▶ **WRITTEN REQUEST**: Can you write out the whole listing exactly?

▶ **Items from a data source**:
------------------------------------------------------------
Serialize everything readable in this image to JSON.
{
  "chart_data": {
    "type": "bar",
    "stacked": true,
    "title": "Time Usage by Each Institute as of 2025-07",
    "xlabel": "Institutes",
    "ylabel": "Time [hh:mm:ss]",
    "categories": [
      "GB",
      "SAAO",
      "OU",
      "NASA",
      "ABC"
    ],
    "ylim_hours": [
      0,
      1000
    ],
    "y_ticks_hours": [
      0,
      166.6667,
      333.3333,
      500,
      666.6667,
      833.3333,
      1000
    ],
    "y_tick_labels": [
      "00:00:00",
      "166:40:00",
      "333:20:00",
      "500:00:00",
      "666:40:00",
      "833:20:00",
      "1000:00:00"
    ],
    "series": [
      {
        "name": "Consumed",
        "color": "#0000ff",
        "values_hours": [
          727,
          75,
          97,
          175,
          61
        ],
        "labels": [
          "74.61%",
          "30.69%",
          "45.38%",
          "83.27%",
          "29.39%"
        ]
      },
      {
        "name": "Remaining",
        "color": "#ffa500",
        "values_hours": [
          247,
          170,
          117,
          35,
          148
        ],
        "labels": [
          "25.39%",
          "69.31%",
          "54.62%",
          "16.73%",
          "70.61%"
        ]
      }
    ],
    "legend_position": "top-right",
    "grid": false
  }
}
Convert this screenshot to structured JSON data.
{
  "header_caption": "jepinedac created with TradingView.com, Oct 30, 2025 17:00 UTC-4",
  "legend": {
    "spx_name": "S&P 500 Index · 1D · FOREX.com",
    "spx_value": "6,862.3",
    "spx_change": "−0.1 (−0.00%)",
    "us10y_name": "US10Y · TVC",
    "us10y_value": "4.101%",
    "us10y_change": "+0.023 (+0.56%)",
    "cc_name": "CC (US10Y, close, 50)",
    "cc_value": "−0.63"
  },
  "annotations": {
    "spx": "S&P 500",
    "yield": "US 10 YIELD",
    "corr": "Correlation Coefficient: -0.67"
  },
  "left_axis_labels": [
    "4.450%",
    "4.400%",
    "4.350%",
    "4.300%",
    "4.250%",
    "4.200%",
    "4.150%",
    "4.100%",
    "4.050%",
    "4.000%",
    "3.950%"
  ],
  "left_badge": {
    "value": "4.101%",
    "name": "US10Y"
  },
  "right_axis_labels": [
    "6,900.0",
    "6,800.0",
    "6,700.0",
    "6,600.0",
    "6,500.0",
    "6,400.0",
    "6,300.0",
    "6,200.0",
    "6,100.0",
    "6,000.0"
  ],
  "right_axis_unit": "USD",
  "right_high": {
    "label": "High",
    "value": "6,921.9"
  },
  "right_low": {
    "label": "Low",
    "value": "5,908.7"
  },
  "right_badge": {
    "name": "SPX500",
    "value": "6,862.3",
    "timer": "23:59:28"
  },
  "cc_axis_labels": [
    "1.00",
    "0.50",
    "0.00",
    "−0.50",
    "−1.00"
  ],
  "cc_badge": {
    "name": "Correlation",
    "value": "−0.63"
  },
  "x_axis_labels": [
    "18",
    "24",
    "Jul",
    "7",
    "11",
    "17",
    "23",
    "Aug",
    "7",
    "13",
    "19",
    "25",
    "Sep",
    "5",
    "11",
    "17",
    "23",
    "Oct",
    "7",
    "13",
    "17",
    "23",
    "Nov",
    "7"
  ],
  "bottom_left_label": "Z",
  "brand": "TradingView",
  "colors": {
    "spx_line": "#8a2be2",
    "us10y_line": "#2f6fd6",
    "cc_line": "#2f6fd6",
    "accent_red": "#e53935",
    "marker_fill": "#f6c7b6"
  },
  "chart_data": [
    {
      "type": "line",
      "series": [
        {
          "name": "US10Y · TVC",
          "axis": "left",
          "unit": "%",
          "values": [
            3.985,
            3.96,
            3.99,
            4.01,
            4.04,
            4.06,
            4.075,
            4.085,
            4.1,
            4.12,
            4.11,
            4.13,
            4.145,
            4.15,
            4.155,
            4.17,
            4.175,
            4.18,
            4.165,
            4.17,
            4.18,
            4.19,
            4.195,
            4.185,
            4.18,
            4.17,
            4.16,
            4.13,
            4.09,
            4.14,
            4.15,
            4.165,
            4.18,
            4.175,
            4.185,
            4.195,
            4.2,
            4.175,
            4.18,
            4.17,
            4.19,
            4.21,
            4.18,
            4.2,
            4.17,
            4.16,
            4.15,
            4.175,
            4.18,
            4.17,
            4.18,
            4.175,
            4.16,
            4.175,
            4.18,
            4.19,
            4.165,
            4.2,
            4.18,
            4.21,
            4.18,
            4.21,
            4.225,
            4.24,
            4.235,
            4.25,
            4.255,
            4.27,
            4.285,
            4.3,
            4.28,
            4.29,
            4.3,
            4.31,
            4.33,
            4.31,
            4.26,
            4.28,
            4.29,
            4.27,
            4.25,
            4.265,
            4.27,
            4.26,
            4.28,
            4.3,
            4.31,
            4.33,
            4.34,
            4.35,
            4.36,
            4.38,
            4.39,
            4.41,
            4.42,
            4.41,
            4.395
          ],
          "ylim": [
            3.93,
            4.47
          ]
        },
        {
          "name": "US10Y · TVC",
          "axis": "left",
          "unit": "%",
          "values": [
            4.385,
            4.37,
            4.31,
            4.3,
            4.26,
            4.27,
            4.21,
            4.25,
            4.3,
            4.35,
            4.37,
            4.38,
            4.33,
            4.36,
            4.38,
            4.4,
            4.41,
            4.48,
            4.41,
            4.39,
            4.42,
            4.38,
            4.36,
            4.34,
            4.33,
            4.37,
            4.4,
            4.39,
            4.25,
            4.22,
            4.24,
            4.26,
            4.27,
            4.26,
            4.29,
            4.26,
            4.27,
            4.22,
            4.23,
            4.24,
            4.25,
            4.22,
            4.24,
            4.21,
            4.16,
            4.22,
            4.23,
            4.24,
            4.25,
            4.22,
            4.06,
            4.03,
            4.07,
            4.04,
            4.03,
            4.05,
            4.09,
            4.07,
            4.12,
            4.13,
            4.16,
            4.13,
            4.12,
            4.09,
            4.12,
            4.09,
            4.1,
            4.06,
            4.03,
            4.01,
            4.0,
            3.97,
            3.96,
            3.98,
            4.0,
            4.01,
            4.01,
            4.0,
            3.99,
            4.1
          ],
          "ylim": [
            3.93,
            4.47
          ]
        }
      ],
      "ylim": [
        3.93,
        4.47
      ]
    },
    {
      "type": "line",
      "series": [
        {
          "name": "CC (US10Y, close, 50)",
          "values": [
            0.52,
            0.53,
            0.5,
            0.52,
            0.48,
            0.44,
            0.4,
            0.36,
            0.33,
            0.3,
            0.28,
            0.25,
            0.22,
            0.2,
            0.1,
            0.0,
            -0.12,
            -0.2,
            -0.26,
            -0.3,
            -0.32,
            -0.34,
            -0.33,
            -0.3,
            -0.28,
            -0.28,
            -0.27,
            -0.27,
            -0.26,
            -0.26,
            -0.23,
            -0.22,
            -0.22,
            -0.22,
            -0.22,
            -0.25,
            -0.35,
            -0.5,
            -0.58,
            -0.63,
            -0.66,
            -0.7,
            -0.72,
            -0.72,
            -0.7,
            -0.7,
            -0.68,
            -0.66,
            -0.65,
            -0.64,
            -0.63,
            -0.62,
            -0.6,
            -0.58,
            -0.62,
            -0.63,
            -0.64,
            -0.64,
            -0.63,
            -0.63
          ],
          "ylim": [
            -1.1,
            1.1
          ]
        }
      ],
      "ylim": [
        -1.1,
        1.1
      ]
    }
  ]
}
------------------------------------------------------------
▶ **RESPONSE TO THIS TASK**:
Serialize everything readable in this image to JSON.
{
  "chart_data": {
    "type": "bar",
    "stacked": true,
    "title": "Time Usage by Each Institute as of 2025-07",
    "xlabel": "Institutes",
    "ylabel": "Time [hh:mm:ss]",
    "categories": [
      "GB",
      "SAAO",
      "OU",
      "NASA",
      "ABC"
    ],
    "ylim_hours": [
      0,
      1000
    ],
    "y_ticks_hours": [
      0,
      166.6667,
      333.3333,
      500,
      666.6667,
      833.3333,
      1000
    ],
    "y_tick_labels": [
      "00:00:00",
      "166:40:00",
      "333:20:00",
      "500:00:00",
      "666:40:00",
      "833:20:00",
      "1000:00:00"
    ],
    "series": [
      {
        "name": "Consumed",
        "color": "#0000ff",
        "values_hours": [
          727,
          75,
          97,
          175,
          61
        ],
        "labels": [
          "74.61%",
          "30.69%",
          "45.38%",
          "83.27%",
          "29.39%"
        ]
      },
      {
        "name": "Remaining",
        "color": "#ffa500",
        "values_hours": [
          247,
          170,
          117,
          35,
          148
        ],
        "labels": [
          "25.39%",
          "69.31%",
          "54.62%",
          "16.73%",
          "70.61%"
        ]
      }
    ],
    "legend_position": "top-right",
    "grid": false
  }
}
Convert this screenshot to structured JSON data.
{
  "header_caption": "jepinedac created with TradingView.com, Oct 30, 2025 17:00 UTC-4",
  "legend": {
    "spx_name": "S&P 500 Index · 1D · FOREX.com",
    "spx_value": "6,862.3",
    "spx_change": "−0.1 (−0.00%)",
    "us10y_name": "US10Y · TVC",
    "us10y_value": "4.101%",
    "us10y_change": "+0.023 (+0.56%)",
    "cc_name": "CC (US10Y, close, 50)",
    "cc_value": "−0.63"
  },
  "annotations": {
    "spx": "S&P 500",
    "yield": "US 10 YIELD",
    "corr": "Correlation Coefficient: -0.67"
  },
  "left_axis_labels": [
    "4.450%",
    "4.400%",
    "4.350%",
    "4.300%",
    "4.250%",
    "4.200%",
    "4.150%",
    "4.100%",
    "4.050%",
    "4.000%",
    "3.950%"
  ],
  "left_badge": {
    "value": "4.101%",
    "name": "US10Y"
  },
  "right_axis_labels": [
    "6,900.0",
    "6,800.0",
    "6,700.0",
    "6,600.0",
    "6,500.0",
    "6,400.0",
    "6,300.0",
    "6,200.0",
    "6,100.0",
    "6,000.0"
  ],
  "right_axis_unit": "USD",
  "right_high": {
    "label": "High",
    "value": "6,921.9"
  },
  "right_low": {
    "label": "Low",
    "value": "5,908.7"
  },
  "right_badge": {
    "name": "SPX500",
    "value": "6,862.3",
    "timer": "23:59:28"
  },
  "cc_axis_labels": [
    "1.00",
    "0.50",
    "0.00",
    "−0.50",
    "−1.00"
  ],
  "cc_badge": {
    "name": "Correlation",
    "value": "−0.63"
  },
  "x_axis_labels": [
    "18",
    "24",
    "Jul",
    "7",
    "11",
    "17",
    "23",
    "Aug",
    "7",
    "13",
    "19",
    "25",
    "Sep",
    "5",
    "11",
    "17",
    "23",
    "Oct",
    "7",
    "13",
    "17",
    "23",
    "Nov",
    "7"
  ],
  "bottom_left_label": "Z",
  "brand": "TradingView",
  "colors": {
    "spx_line": "#8a2be2",
    "us10y_line": "#2f6fd6",
    "cc_line": "#2f6fd6",
    "accent_red": "#e53935",
    "marker_fill": "#f6c7b6"
  },
  "chart_data": [
    {
      "type": "line",
      "series": [
        {
          "name": "US10Y · TVC",
          "axis": "left",
          "unit": "%",
          "values": [
            3.985,
            3.96,
            3.99,
            4.01,
            4.04,
            4.06,
            4.075,
            4.085,
            4.1,
            4.12,
            4.11,
            4.13,
            4.145,
            4.15,
            4.155,
            4.17,
            4.175,
            4.18,
            4.165,
            4.17,
            4.18,
            4.19,
            4.195,
            4.185,
            4.18,
            4.17,
            4.16,
            4.13,
            4.09,
            4.14,
            4.15,
            4.165,
            4.18,
            4.175,
            4.185,
            4.195,
            4.2,
            4.175,
            4.18,
            4.17,
            4.19,
            4.21,
            4.18,
            4.2,
            4.17,
            4.16,
            4.15,
            4.175,
            4.18,
            4.17,
            4.18,
            4.175,
            4.16,
            4.175,
            4.18,
            4.19,
            4.165,
            4.2,
            4.18,
            4.21,
            4.18,
            4.21,
            4.225,
            4.24,
            4.235,
            4.25,
            4.255,
            4.27,
            4.285,
            4.3,
            4.28,
            4.29,
            4.3,
            4.31,
            4.33,
            4.31,
            4.26,
            4.28,
            4.29,
            4.27,
            4.25,
            4.265,
            4.27,
            4.26,
            4.28,
            4.3,
            4.31,
            4.33,
            4.34,
            4.35,
            4.36,
            4.38,
            4.39,
            4.41,
            4.42,
            4.41,
            4.395
          ],
          "ylim": [
            3.93,
            4.47
          ]
        },
        {
          "name": "US10Y · TVC",
          "axis": "left",
          "unit": "%",
          "values": [
            4.385,
            4.37,
            4.31,
            4.3,
            4.26,
            4.27,
            4.21,
            4.25,
            4.3,
            4.35,
            4.37,
            4.38,
            4.33,
            4.36,
            4.38,
            4.4,
            4.41,
            4.48,
            4.41,
            4.39,
            4.42,
            4.38,
            4.36,
            4.34,
            4.33,
            4.37,
            4.4,
            4.39,
            4.25,
            4.22,
            4.24,
            4.26,
            4.27,
            4.26,
            4.29,
            4.26,
            4.27,
            4.22,
            4.23,
            4.24,
            4.25,
            4.22,
            4.24,
            4.21,
            4.16,
            4.22,
            4.23,
            4.24,
            4.25,
            4.22,
            4.06,
            4.03,
            4.07,
            4.04,
            4.03,
            4.05,
            4.09,
            4.07,
            4.12,
            4.13,
            4.16,
            4.13,
            4.12,
            4.09,
            4.12,
            4.09,
            4.1,
            4.06,
            4.03,
            4.01,
            4.0,
            3.97,
            3.96,
            3.98,
            4.0,
            4.01,
            4.01,
            4.0,
            3.99,
            4.1
          ],
          "ylim": [
            3.93,
            4.47
          ]
        }
      ],
      "ylim": [
        3.93,
        4.47
      ]
    },
    {
      "type": "line",
      "series": [
        {
          "name": "CC (US10Y, close, 50)",
          "values": [
            0.52,
            0.53,
            0.5,
            0.52,
            0.48,
            0.44,
            0.4,
            0.36,
            0.33,
            0.3,
            0.28,
            0.25,
            0.22,
            0.2,
            0.1,
            0.0,
            -0.12,
            -0.2,
            -0.26,
            -0.3,
            -0.32,
            -0.34,
            -0.33,
            -0.3,
            -0.28,
            -0.28,
            -0.27,
            -0.27,
            -0.26,
            -0.26,
            -0.23,
            -0.22,
            -0.22,
            -0.22,
            -0.22,
            -0.25,
            -0.35,
            -0.5,
            -0.58,
            -0.63,
            -0.66,
            -0.7,
            -0.72,
            -0.72,
            -0.7,
            -0.7,
            -0.68,
            -0.66,
            -0.65,
            -0.64,
            -0.63,
            -0.62,
            -0.6,
            -0.58,
            -0.62,
            -0.63,
            -0.64,
            -0.64,
            -0.63,
            -0.63
          ],
          "ylim": [
            -1.1,
            1.1
          ]
        }
      ],
      "ylim": [
        -1.1,
        1.1
      ]
    }
  ]
}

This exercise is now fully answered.